#### GIVEN RECORDS
╭──
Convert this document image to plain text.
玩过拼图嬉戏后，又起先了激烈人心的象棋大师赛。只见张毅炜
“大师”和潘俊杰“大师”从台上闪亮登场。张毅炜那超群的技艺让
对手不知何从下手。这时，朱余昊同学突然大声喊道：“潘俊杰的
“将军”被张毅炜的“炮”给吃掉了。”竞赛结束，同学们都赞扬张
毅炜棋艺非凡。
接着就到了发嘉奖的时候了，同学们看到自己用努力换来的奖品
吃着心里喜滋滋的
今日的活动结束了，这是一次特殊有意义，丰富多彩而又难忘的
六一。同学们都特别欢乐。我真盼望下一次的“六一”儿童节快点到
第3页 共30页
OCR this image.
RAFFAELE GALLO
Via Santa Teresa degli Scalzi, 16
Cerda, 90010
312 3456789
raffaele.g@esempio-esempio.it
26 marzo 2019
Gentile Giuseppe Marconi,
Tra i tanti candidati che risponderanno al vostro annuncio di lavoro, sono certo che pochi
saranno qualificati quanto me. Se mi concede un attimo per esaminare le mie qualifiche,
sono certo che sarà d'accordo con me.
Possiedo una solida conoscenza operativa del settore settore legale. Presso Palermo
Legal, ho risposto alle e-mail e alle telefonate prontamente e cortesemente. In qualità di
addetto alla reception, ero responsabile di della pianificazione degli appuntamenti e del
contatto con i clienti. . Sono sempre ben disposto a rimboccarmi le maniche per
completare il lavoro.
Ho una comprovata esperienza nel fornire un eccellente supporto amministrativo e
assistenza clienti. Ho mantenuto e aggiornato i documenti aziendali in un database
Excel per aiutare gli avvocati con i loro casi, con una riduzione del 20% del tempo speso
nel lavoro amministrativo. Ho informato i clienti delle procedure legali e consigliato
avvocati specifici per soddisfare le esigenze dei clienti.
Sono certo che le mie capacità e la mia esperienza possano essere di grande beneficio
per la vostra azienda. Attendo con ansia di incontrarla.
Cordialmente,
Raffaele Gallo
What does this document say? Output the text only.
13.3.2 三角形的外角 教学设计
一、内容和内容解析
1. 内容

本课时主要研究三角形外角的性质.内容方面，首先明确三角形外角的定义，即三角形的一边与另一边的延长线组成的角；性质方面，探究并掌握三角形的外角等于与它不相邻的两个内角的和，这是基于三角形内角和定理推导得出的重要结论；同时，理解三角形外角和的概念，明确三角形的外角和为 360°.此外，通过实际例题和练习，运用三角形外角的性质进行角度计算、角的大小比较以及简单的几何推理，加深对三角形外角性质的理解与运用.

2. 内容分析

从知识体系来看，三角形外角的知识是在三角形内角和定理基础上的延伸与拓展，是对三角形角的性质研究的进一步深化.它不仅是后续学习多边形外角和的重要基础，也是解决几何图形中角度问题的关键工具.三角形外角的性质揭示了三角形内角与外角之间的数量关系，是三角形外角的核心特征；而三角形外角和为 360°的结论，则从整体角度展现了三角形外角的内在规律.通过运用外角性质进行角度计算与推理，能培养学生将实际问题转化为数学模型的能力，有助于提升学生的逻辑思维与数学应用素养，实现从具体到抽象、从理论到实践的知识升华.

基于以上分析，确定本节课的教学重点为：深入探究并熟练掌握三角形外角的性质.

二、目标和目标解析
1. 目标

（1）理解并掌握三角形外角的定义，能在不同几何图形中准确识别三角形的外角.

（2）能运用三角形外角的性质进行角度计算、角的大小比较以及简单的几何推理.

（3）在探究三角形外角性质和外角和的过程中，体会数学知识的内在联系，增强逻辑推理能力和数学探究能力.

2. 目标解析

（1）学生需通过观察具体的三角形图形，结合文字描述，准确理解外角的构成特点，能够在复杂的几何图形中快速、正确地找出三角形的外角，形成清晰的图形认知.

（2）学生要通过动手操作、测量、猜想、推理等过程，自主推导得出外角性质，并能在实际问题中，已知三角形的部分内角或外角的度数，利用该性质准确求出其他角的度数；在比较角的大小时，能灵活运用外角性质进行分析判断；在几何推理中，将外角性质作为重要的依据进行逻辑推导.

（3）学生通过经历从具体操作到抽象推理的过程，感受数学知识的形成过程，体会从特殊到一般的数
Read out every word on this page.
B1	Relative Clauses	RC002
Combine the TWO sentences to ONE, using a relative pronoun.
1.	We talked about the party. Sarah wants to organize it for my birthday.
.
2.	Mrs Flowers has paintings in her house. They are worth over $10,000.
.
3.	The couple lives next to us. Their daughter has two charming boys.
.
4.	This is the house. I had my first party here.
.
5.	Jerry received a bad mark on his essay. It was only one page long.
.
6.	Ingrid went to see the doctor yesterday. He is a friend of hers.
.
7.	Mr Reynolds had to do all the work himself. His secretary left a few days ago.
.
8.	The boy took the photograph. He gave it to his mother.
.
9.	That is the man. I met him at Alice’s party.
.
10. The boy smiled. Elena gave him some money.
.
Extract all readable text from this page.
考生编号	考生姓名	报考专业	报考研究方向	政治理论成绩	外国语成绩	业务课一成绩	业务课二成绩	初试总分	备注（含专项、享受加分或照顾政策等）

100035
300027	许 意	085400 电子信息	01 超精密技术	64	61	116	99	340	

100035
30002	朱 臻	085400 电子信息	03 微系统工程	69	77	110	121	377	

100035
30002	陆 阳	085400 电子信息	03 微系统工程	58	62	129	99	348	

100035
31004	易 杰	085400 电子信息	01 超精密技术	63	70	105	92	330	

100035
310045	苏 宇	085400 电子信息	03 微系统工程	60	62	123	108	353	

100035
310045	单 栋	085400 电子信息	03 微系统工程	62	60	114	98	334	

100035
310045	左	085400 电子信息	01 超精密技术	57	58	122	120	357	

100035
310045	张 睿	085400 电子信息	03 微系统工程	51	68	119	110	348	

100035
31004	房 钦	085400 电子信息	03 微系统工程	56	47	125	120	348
╰──
#### EXERCISE
Output the entries verbatim.

#### WRITTEN SOLUTION
Convert this document image to plain text.
玩过拼图嬉戏后，又起先了激烈人心的象棋大师赛。只见张毅炜
“大师”和潘俊杰“大师”从台上闪亮登场。张毅炜那超群的技艺让
对手不知何从下手。这时，朱余昊同学突然大声喊道：“潘俊杰的
“将军”被张毅炜的“炮”给吃掉了。”竞赛结束，同学们都赞扬张
毅炜棋艺非凡。
接着就到了发嘉奖的时候了，同学们看到自己用努力换来的奖品
吃着心里喜滋滋的
今日的活动结束了，这是一次特殊有意义，丰富多彩而又难忘的
六一。同学们都特别欢乐。我真盼望下一次的“六一”儿童节快点到
第3页 共30页
OCR this image.
RAFFAELE GALLO
Via Santa Teresa degli Scalzi, 16
Cerda, 90010
312 3456789
raffaele.g@esempio-esempio.it
26 marzo 2019
Gentile Giuseppe Marconi,
Tra i tanti candidati che risponderanno al vostro annuncio di lavoro, sono certo che pochi
saranno qualificati quanto me. Se mi concede un attimo per esaminare le mie qualifiche,
sono certo che sarà d'accordo con me.
Possiedo una solida conoscenza operativa del settore settore legale. Presso Palermo
Legal, ho risposto alle e-mail e alle telefonate prontamente e cortesemente. In qualità di
addetto alla reception, ero responsabile di della pianificazione degli appuntamenti e del
contatto con i clienti. . Sono sempre ben disposto a rimboccarmi le maniche per
completare il lavoro.
Ho una comprovata esperienza nel fornire un eccellente supporto amministrativo e
assistenza clienti. Ho mantenuto e aggiornato i documenti aziendali in un database
Excel per aiutare gli avvocati con i loro casi, con una riduzione del 20% del tempo speso
nel lavoro amministrativo. Ho informato i clienti delle procedure legali e consigliato
avvocati specifici per soddisfare le esigenze dei clienti.
Sono certo che le mie capacità e la mia esperienza possano essere di grande beneficio
per la vostra azienda. Attendo con ansia di incontrarla.
Cordialmente,
Raffaele Gallo
What does this document say? Output the text only.
13.3.2 三角形的外角 教学设计
一、内容和内容解析
1. 内容

本课时主要研究三角形外角的性质.内容方面，首先明确三角形外角的定义，即三角形的一边与另一边的延长线组成的角；性质方面，探究并掌握三角形的外角等于与它不相邻的两个内角的和，这是基于三角形内角和定理推导得出的重要结论；同时，理解三角形外角和的概念，明确三角形的外角和为 360°.此外，通过实际例题和练习，运用三角形外角的性质进行角度计算、角的大小比较以及简单的几何推理，加深对三角形外角性质的理解与运用.

2. 内容分析

从知识体系来看，三角形外角的知识是在三角形内角和定理基础上的延伸与拓展，是对三角形角的性质研究的进一步深化.它不仅是后续学习多边形外角和的重要基础，也是解决几何图形中角度问题的关键工具.三角形外角的性质揭示了三角形内角与外角之间的数量关系，是三角形外角的核心特征；而三角形外角和为 360°的结论，则从整体角度展现了三角形外角的内在规律.通过运用外角性质进行角度计算与推理，能培养学生将实际问题转化为数学模型的能力，有助于提升学生的逻辑思维与数学应用素养，实现从具体到抽象、从理论到实践的知识升华.

基于以上分析，确定本节课的教学重点为：深入探究并熟练掌握三角形外角的性质.

二、目标和目标解析
1. 目标

（1）理解并掌握三角形外角的定义，能在不同几何图形中准确识别三角形的外角.

（2）能运用三角形外角的性质进行角度计算、角的大小比较以及简单的几何推理.

（3）在探究三角形外角性质和外角和的过程中，体会数学知识的内在联系，增强逻辑推理能力和数学探究能力.

2. 目标解析

（1）学生需通过观察具体的三角形图形，结合文字描述，准确理解外角的构成特点，能够在复杂的几何图形中快速、正确地找出三角形的外角，形成清晰的图形认知.

（2）学生要通过动手操作、测量、猜想、推理等过程，自主推导得出外角性质，并能在实际问题中，已知三角形的部分内角或外角的度数，利用该性质准确求出其他角的度数；在比较角的大小时，能灵活运用外角性质进行分析判断；在几何推理中，将外角性质作为重要的依据进行逻辑推导.

（3）学生通过经历从具体操作到抽象推理的过程，感受数学知识的形成过程，体会从特殊到一般的数
Read out every word on this page.
B1	Relative Clauses	RC002
Combine the TWO sentences to ONE, using a relative pronoun.
1.	We talked about the party. Sarah wants to organize it for my birthday.
.
2.	Mrs Flowers has paintings in her house. They are worth over $10,000.
.
3.	The couple lives next to us. Their daughter has two charming boys.
.
4.	This is the house. I had my first party here.
.
5.	Jerry received a bad mark on his essay. It was only one page long.
.
6.	Ingrid went to see the doctor yesterday. He is a friend of hers.
.
7.	Mr Reynolds had to do all the work himself. His secretary left a few days ago.
.
8.	The boy took the photograph. He gave it to his mother.
.
9.	That is the man. I met him at Alice’s party.
.
10. The boy smiled. Elena gave him some money.
.
Extract all readable text from this page.
考生编号	考生姓名	报考专业	报考研究方向	政治理论成绩	外国语成绩	业务课一成绩	业务课二成绩	初试总分	备注（含专项、享受加分或照顾政策等）

100035
300027	许 意	085400 电子信息	01 超精密技术	64	61	116	99	340	

100035
30002	朱 臻	085400 电子信息	03 微系统工程	69	77	110	121	377	

100035
30002	陆 阳	085400 电子信息	03 微系统工程	58	62	129	99	348	

100035
31004	易 杰	085400 电子信息	01 超精密技术	63	70	105	92	330	

100035
310045	苏 宇	085400 电子信息	03 微系统工程	60	62	123	108	353	

100035
310045	单 栋	085400 电子信息	03 微系统工程	62	60	114	98	334	

100035
310045	左	085400 电子信息	01 超精密技术	57	58	122	120	357	

100035
310045	张 睿	085400 电子信息	03 微系统工程	51	68	119	110	348	

100035
31004	房 钦	085400 电子信息	03 微系统工程	56	47	125	120	348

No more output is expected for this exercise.